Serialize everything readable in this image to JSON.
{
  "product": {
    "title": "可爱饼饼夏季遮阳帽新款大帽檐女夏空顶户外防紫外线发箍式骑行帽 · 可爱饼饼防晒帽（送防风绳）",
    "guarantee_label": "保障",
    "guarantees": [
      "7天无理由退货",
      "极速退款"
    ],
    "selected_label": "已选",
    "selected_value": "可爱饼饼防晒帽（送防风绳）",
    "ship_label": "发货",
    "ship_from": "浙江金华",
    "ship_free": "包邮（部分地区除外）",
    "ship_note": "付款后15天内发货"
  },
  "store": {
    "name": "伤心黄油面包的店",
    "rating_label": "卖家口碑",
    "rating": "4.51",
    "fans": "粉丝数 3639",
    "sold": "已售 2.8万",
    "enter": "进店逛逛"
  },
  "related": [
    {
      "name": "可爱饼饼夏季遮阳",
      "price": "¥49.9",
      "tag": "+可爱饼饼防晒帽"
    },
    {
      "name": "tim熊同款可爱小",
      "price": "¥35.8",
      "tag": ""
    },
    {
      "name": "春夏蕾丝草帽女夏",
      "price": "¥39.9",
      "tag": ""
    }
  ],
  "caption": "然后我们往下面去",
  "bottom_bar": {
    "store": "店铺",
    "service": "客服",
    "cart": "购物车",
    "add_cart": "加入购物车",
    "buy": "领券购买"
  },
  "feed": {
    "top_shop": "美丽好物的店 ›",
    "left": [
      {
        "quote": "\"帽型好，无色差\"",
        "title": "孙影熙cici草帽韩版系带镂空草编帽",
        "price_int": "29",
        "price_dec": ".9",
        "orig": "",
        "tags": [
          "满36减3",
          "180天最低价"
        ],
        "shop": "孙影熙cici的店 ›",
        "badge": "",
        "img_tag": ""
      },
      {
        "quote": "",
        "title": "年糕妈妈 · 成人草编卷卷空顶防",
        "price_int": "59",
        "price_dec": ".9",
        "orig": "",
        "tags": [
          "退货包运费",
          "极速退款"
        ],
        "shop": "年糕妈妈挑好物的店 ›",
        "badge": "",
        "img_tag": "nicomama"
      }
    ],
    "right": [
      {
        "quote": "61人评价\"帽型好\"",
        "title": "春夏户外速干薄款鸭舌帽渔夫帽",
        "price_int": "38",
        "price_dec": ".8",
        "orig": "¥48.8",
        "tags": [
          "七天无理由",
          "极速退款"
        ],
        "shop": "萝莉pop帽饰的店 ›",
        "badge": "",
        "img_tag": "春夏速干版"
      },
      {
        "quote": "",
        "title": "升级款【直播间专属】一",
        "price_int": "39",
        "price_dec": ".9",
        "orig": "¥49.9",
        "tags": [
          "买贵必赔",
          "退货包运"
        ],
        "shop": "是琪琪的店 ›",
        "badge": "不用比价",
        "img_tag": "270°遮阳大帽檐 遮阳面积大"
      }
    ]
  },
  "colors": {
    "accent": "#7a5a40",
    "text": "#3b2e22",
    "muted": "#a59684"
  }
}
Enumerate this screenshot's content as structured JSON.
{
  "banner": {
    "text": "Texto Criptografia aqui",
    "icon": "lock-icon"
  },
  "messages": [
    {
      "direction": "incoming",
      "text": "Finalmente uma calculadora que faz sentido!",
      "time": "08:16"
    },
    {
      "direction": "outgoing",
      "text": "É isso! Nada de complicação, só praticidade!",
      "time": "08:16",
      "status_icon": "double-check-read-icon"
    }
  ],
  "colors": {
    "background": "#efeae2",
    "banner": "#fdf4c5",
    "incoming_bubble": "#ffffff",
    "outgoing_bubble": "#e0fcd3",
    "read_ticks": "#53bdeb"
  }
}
════════════════
# Task instructions
Only the lines from the one containing "Enumerate this screenshot's" through the end of the entries above belong in the answer; repeat them exactly.

# Task solution
Enumerate this screenshot's content as structured JSON.
{
  "banner": {
    "text": "Texto Criptografia aqui",
    "icon": "lock-icon"
  },
  "messages": [
    {
      "direction": "incoming",
      "text": "Finalmente uma calculadora que faz sentido!",
      "time": "08:16"
    },
    {
      "direction": "outgoing",
      "text": "É isso! Nada de complicação, só praticidade!",
      "time": "08:16",
      "status_icon": "double-check-read-icon"
    }
  ],
  "colors": {
    "background": "#efeae2",
    "banner": "#fdf4c5",
    "incoming_bubble": "#ffffff",
    "outgoing_bubble": "#e0fcd3",
    "read_ticks": "#53bdeb"
  }
}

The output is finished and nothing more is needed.